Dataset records
_ _ _ _

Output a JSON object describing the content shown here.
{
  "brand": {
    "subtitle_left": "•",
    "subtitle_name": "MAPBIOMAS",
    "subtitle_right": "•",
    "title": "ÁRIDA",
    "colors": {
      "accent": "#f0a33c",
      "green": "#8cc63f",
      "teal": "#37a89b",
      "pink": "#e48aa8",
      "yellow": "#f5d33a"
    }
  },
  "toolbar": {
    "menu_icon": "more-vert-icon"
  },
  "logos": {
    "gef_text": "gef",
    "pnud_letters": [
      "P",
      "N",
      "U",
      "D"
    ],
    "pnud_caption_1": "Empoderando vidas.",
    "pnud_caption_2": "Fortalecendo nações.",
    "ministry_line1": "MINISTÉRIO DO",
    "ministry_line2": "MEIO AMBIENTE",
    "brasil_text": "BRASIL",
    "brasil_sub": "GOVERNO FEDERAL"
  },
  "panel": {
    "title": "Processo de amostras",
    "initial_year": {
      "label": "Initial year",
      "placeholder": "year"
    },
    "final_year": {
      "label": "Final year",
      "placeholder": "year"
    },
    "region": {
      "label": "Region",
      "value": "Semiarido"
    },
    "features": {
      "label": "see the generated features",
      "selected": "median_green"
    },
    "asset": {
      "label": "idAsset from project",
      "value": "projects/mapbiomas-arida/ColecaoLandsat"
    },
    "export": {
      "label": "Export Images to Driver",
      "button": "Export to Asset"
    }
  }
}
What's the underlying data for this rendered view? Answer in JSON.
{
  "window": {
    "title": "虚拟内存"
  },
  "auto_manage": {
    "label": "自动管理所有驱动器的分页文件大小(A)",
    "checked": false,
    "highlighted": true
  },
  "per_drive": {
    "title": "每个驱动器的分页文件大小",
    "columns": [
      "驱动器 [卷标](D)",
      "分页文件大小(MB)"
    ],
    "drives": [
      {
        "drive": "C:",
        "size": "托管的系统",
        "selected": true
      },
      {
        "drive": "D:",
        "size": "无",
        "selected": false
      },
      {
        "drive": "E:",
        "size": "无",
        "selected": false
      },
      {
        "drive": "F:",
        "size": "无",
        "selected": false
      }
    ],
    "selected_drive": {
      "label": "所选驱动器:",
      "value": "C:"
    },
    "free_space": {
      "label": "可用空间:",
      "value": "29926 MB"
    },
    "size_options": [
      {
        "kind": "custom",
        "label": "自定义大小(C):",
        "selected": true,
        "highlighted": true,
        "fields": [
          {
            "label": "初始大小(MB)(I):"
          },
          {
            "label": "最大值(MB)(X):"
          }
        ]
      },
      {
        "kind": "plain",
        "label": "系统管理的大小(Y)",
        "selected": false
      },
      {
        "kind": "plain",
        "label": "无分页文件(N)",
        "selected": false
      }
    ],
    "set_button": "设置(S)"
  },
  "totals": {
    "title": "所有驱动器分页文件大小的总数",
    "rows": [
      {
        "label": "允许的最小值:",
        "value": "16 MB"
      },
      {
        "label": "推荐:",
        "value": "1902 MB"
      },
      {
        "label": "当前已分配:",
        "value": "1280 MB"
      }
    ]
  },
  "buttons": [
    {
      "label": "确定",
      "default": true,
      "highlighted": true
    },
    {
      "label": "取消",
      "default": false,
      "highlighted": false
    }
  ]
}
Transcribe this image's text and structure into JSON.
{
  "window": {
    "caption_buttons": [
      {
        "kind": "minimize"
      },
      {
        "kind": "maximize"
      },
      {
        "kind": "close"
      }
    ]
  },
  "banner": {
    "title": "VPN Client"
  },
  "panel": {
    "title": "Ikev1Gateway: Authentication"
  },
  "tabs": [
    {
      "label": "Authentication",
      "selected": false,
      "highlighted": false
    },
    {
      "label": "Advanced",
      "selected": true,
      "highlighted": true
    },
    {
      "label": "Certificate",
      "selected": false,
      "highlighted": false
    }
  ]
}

_ _ _ _

Only the lines from the one containing "Transcribe this image's" through the end of the entries above belong in the answer; repeat them exactly.

◆ EXERCISE ANSWER
Transcribe this image's text and structure into JSON.
{
  "window": {
    "caption_buttons": [
      {
        "kind": "minimize"
      },
      {
        "kind": "maximize"
      },
      {
        "kind": "close"
      }
    ]
  },
  "banner": {
    "title": "VPN Client"
  },
  "panel": {
    "title": "Ikev1Gateway: Authentication"
  },
  "tabs": [
    {
      "label": "Authentication",
      "selected": false,
      "highlighted": false
    },
    {
      "label": "Advanced",
      "selected": true,
      "highlighted": true
    },
    {
      "label": "Certificate",
      "selected": false,
      "highlighted": false
    }
  ]
}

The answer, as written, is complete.